### ITEMS
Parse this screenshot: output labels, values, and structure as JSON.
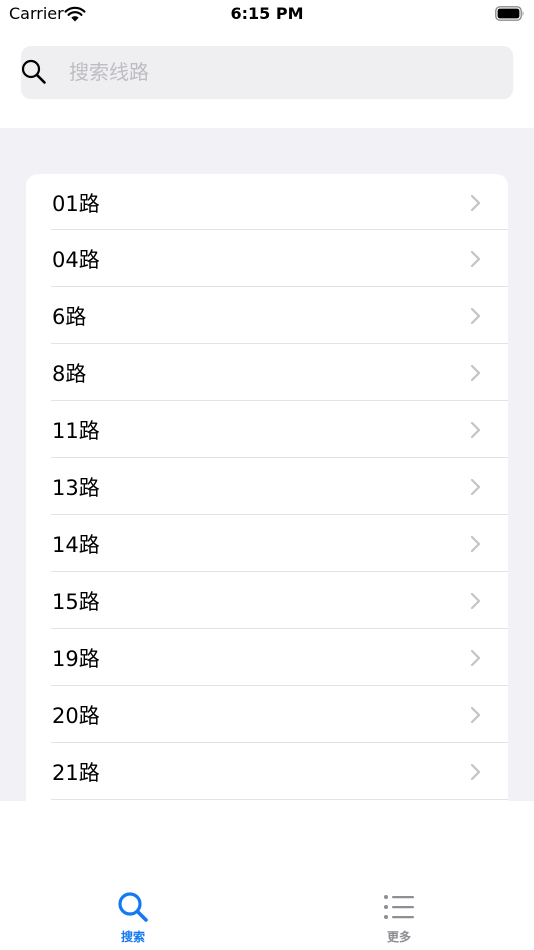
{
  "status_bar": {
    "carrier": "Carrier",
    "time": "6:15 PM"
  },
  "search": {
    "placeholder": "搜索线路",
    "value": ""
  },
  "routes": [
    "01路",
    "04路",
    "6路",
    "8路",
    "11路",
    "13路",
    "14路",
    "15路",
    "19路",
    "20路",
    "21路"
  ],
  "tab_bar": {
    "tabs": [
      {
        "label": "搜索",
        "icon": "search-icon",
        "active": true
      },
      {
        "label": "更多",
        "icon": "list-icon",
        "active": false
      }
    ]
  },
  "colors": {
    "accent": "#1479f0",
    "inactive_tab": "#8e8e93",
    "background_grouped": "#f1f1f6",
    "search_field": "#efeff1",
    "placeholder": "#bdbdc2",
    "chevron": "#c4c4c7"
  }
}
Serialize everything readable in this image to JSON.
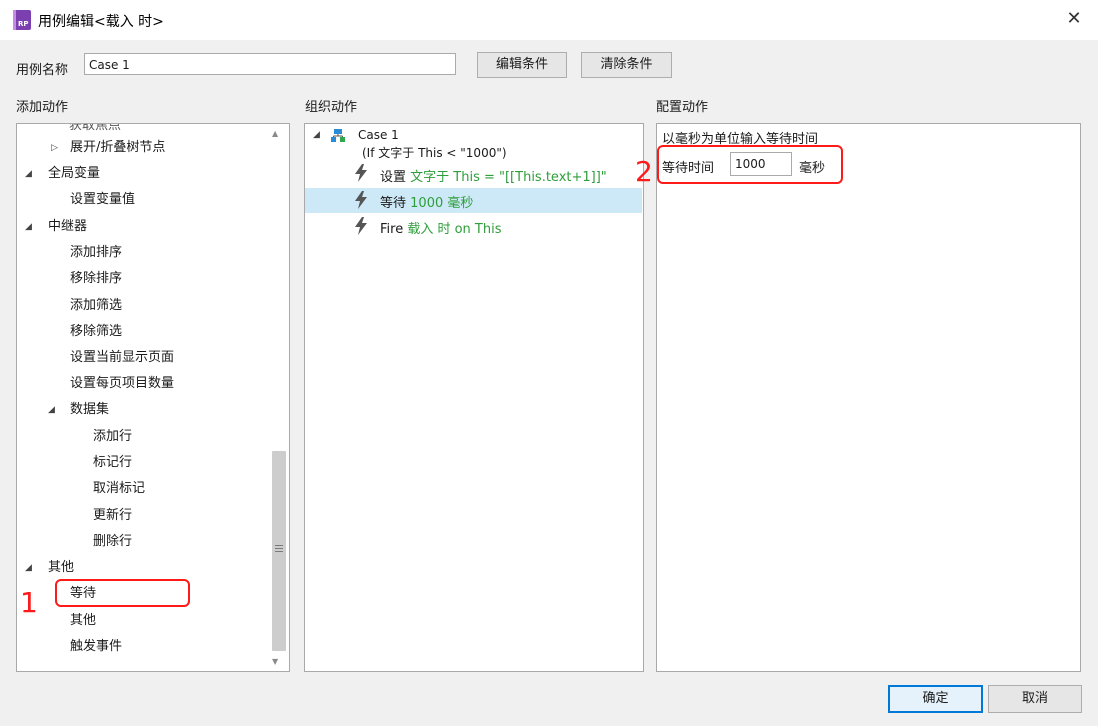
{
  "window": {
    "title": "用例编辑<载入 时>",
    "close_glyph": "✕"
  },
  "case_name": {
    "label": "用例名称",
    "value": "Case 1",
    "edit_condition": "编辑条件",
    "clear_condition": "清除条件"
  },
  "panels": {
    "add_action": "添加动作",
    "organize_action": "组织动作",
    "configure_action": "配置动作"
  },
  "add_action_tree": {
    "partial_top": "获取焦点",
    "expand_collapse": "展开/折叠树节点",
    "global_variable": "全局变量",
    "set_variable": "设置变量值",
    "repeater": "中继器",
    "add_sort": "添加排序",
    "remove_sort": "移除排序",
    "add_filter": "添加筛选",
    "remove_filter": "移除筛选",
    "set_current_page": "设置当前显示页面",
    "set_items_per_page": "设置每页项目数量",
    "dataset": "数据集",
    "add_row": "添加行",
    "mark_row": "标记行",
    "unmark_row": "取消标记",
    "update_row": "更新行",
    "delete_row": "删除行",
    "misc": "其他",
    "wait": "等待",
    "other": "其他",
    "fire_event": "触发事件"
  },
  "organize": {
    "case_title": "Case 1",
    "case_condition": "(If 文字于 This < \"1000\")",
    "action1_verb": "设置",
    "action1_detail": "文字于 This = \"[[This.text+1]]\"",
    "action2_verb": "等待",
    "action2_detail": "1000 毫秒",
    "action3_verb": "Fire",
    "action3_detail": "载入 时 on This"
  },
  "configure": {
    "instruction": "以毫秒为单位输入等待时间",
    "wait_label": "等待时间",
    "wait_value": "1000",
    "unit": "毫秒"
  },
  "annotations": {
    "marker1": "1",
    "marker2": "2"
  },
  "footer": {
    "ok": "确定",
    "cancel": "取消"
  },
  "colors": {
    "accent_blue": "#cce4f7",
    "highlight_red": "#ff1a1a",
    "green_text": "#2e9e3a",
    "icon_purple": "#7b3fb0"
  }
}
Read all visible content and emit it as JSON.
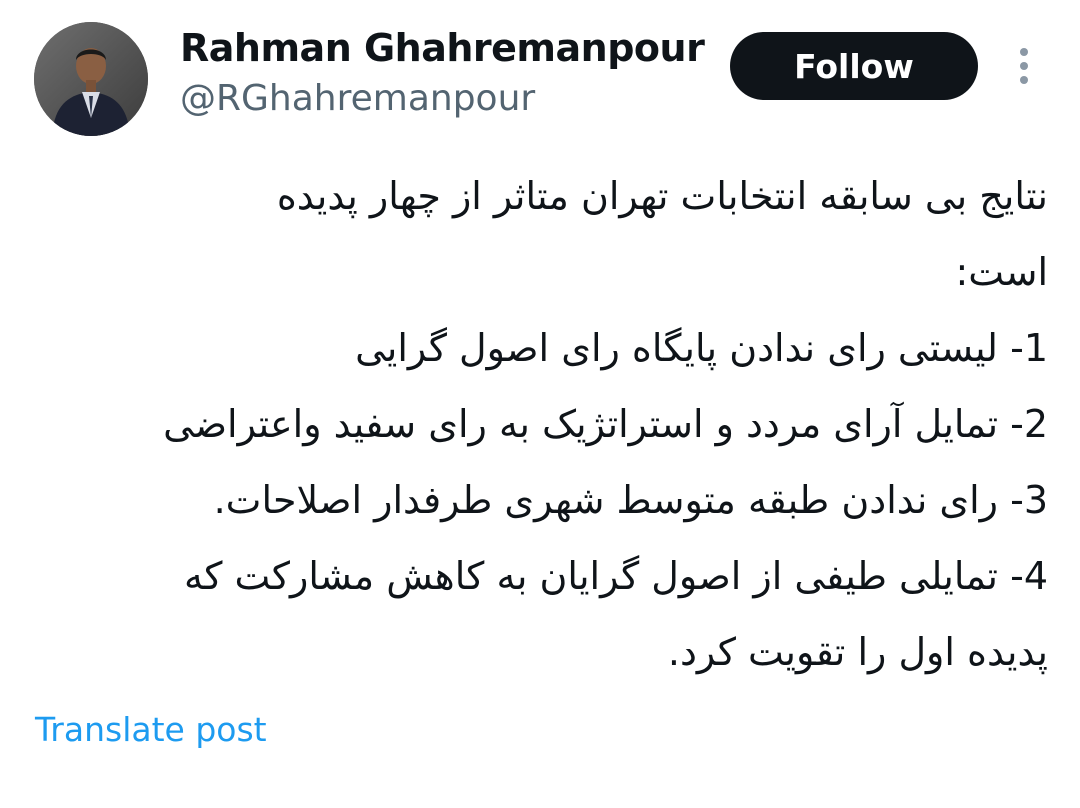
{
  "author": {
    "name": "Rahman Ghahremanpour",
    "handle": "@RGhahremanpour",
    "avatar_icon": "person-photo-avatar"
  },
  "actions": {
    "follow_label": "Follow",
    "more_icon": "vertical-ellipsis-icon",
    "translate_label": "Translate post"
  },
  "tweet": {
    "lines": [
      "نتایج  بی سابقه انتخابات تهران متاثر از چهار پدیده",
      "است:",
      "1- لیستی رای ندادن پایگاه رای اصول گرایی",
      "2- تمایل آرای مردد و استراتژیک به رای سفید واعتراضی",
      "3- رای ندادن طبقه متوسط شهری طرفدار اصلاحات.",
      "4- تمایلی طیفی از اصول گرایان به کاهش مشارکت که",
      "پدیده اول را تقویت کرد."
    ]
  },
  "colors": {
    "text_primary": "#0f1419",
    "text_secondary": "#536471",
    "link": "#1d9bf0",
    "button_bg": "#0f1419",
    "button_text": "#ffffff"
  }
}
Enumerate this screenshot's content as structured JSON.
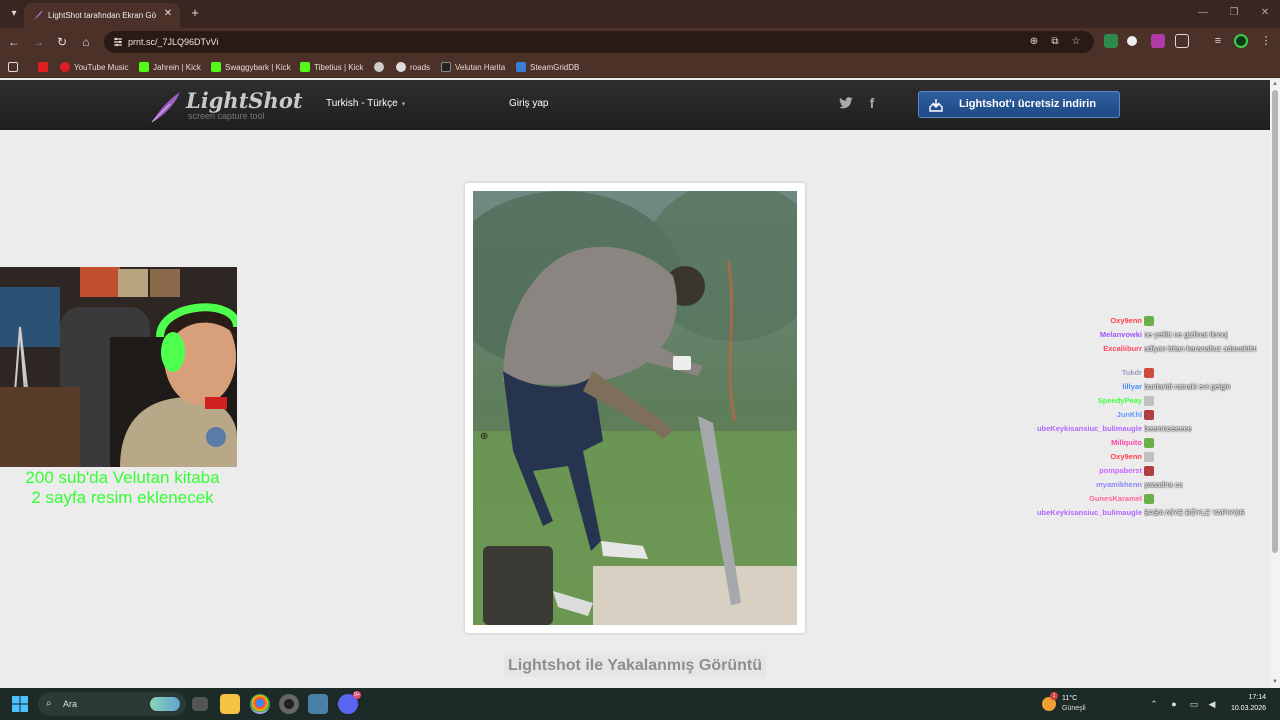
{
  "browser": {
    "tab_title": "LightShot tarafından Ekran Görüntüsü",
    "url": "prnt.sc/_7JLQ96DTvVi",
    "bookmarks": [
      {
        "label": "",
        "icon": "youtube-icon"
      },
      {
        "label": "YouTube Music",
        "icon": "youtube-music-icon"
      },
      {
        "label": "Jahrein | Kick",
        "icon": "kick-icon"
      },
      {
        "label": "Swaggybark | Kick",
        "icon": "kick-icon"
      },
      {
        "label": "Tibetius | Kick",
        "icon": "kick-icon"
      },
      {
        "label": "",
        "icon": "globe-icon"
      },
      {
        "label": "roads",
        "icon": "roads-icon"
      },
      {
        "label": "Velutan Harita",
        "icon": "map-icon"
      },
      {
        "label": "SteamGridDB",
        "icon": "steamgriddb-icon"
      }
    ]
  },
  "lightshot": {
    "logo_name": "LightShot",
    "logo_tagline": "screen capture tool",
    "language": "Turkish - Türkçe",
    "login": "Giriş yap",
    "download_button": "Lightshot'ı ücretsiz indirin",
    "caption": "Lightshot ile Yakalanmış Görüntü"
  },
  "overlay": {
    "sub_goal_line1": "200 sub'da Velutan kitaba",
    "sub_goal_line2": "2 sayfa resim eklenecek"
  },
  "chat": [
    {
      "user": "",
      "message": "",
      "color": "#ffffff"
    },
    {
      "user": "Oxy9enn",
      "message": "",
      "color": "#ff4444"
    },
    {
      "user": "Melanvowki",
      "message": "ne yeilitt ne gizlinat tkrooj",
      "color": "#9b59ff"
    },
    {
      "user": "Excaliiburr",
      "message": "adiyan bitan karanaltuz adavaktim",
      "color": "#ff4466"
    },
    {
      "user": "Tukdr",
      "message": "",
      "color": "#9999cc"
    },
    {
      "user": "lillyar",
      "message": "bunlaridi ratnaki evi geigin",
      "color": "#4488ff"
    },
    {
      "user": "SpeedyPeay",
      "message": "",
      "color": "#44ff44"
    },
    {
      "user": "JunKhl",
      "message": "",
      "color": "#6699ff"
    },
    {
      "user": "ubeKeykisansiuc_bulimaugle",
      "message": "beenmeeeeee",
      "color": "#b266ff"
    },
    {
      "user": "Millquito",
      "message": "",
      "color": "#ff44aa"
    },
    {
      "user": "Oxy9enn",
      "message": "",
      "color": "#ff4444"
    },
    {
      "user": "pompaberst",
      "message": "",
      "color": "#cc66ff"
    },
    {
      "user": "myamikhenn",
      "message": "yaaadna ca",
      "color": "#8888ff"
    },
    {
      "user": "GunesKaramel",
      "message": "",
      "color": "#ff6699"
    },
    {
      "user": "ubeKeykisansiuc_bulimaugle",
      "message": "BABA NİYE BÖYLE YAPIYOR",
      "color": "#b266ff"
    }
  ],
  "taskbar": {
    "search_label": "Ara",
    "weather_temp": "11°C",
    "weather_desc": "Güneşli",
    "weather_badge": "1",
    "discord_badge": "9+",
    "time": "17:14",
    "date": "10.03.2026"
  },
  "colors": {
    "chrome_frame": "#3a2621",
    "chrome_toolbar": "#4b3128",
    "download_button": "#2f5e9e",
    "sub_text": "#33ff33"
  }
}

### WHAT YOU HAVE TO DO
Reproduce every line of the material precisely, omitting its pictures.

### ANSWER TO THIS TASK
Parse this screenshot: output labels, values, and structure as JSON.
{
  "status_bar": {
    "carrier": "Carrier",
    "time": "6:15 PM"
  },
  "search": {
    "placeholder": "搜索线路",
    "value": ""
  },
  "routes": [
    "01路",
    "04路",
    "6路",
    "8路",
    "11路",
    "13路",
    "14路",
    "15路",
    "19路",
    "20路",
    "21路"
  ],
  "tab_bar": {
    "tabs": [
      {
        "label": "搜索",
        "icon": "search-icon",
        "active": true
      },
      {
        "label": "更多",
        "icon": "list-icon",
        "active": false
      }
    ]
  },
  "colors": {
    "accent": "#1479f0",
    "inactive_tab": "#8e8e93",
    "background_grouped": "#f1f1f6",
    "search_field": "#efeff1",
    "placeholder": "#bdbdc2",
    "chevron": "#c4c4c7"
  }
}
Serialize everything readable in this image to JSON.
{
  "window": {
    "title": "用例编辑<载入 时>",
    "close_glyph": "✕"
  },
  "case_name": {
    "label": "用例名称",
    "value": "Case 1",
    "edit_condition": "编辑条件",
    "clear_condition": "清除条件"
  },
  "panels": {
    "add_action": "添加动作",
    "organize_action": "组织动作",
    "configure_action": "配置动作"
  },
  "add_action_tree": {
    "partial_top": "获取焦点",
    "expand_collapse": "展开/折叠树节点",
    "global_variable": "全局变量",
    "set_variable": "设置变量值",
    "repeater": "中继器",
    "add_sort": "添加排序",
    "remove_sort": "移除排序",
    "add_filter": "添加筛选",
    "remove_filter": "移除筛选",
    "set_current_page": "设置当前显示页面",
    "set_items_per_page": "设置每页项目数量",
    "dataset": "数据集",
    "add_row": "添加行",
    "mark_row": "标记行",
    "unmark_row": "取消标记",
    "update_row": "更新行",
    "delete_row": "删除行",
    "misc": "其他",
    "wait": "等待",
    "other": "其他",
    "fire_event": "触发事件"
  },
  "organize": {
    "case_title": "Case 1",
    "case_condition": "(If 文字于 This < \"1000\")",
    "action1_verb": "设置",
    "action1_detail": "文字于 This = \"[[This.text+1]]\"",
    "action2_verb": "等待",
    "action2_detail": "1000 毫秒",
    "action3_verb": "Fire",
    "action3_detail": "载入 时 on This"
  },
  "configure": {
    "instruction": "以毫秒为单位输入等待时间",
    "wait_label": "等待时间",
    "wait_value": "1000",
    "unit": "毫秒"
  },
  "annotations": {
    "marker1": "1",
    "marker2": "2"
  },
  "footer": {
    "ok": "确定",
    "cancel": "取消"
  },
  "colors": {
    "accent_blue": "#cce4f7",
    "highlight_red": "#ff1a1a",
    "green_text": "#2e9e3a",
    "icon_purple": "#7b3fb0"
  }
}
Read all visible content and emit it as JSON.
{
  "author": {
    "name": "Rahman Ghahremanpour",
    "handle": "@RGhahremanpour",
    "avatar_icon": "person-photo-avatar"
  },
  "actions": {
    "follow_label": "Follow",
    "more_icon": "vertical-ellipsis-icon",
    "translate_label": "Translate post"
  },
  "tweet": {
    "lines": [
      "نتایج  بی سابقه انتخابات تهران متاثر از چهار پدیده",
      "است:",
      "1- لیستی رای ندادن پایگاه رای اصول گرایی",
      "2- تمایل آرای مردد و استراتژیک به رای سفید واعتراضی",
      "3- رای ندادن طبقه متوسط شهری طرفدار اصلاحات.",
      "4- تمایلی طیفی از اصول گرایان به کاهش مشارکت که",
      "پدیده اول را تقویت کرد."
    ]
  },
  "colors": {
    "text_primary": "#0f1419",
    "text_secondary": "#536471",
    "link": "#1d9bf0",
    "button_bg": "#0f1419",
    "button_text": "#ffffff"
  }
}
Enumerate this screenshot's content as structured JSON.
{
  "browser": {
    "tab_title": "LightShot tarafından Ekran Görüntüsü",
    "url": "prnt.sc/_7JLQ96DTvVi",
    "bookmarks": [
      {
        "label": "",
        "icon": "youtube-icon"
      },
      {
        "label": "YouTube Music",
        "icon": "youtube-music-icon"
      },
      {
        "label": "Jahrein | Kick",
        "icon": "kick-icon"
      },
      {
        "label": "Swaggybark | Kick",
        "icon": "kick-icon"
      },
      {
        "label": "Tibetius | Kick",
        "icon": "kick-icon"
      },
      {
        "label": "",
        "icon": "globe-icon"
      },
      {
        "label": "roads",
        "icon": "roads-icon"
      },
      {
        "label": "Velutan Harita",
        "icon": "map-icon"
      },
      {
        "label": "SteamGridDB",
        "icon": "steamgriddb-icon"
      }
    ]
  },
  "lightshot": {
    "logo_name": "LightShot",
    "logo_tagline": "screen capture tool",
    "language": "Turkish - Türkçe",
    "login": "Giriş yap",
    "download_button": "Lightshot'ı ücretsiz indirin",
    "caption": "Lightshot ile Yakalanmış Görüntü"
  },
  "overlay": {
    "sub_goal_line1": "200 sub'da Velutan kitaba",
    "sub_goal_line2": "2 sayfa resim eklenecek"
  },
  "chat": [
    {
      "user": "",
      "message": "",
      "color": "#ffffff"
    },
    {
      "user": "Oxy9enn",
      "message": "",
      "color": "#ff4444"
    },
    {
      "user": "Melanvowki",
      "message": "ne yeilitt ne gizlinat tkrooj",
      "color": "#9b59ff"
    },
    {
      "user": "Excaliiburr",
      "message": "adiyan bitan karanaltuz adavaktim",
      "color": "#ff4466"
    },
    {
      "user": "Tukdr",
      "message": "",
      "color": "#9999cc"
    },
    {
      "user": "lillyar",
      "message": "bunlaridi ratnaki evi geigin",
      "color": "#4488ff"
    },
    {
      "user": "SpeedyPeay",
      "message": "",
      "color": "#44ff44"
    },
    {
      "user": "JunKhl",
      "message": "",
      "color": "#6699ff"
    },
    {
      "user": "ubeKeykisansiuc_bulimaugle",
      "message": "beenmeeeeee",
      "color": "#b266ff"
    },
    {
      "user": "Millquito",
      "message": "",
      "color": "#ff44aa"
    },
    {
      "user": "Oxy9enn",
      "message": "",
      "color": "#ff4444"
    },
    {
      "user": "pompaberst",
      "message": "",
      "color": "#cc66ff"
    },
    {
      "user": "myamikhenn",
      "message": "yaaadna ca",
      "color": "#8888ff"
    },
    {
      "user": "GunesKaramel",
      "message": "",
      "color": "#ff6699"
    },
    {
      "user": "ubeKeykisansiuc_bulimaugle",
      "message": "BABA NİYE BÖYLE YAPIYOR",
      "color": "#b266ff"
    }
  ],
  "taskbar": {
    "search_label": "Ara",
    "weather_temp": "11°C",
    "weather_desc": "Güneşli",
    "weather_badge": "1",
    "discord_badge": "9+",
    "time": "17:14",
    "date": "10.03.2026"
  },
  "colors": {
    "chrome_frame": "#3a2621",
    "chrome_toolbar": "#4b3128",
    "download_button": "#2f5e9e",
    "sub_text": "#33ff33"
  }
}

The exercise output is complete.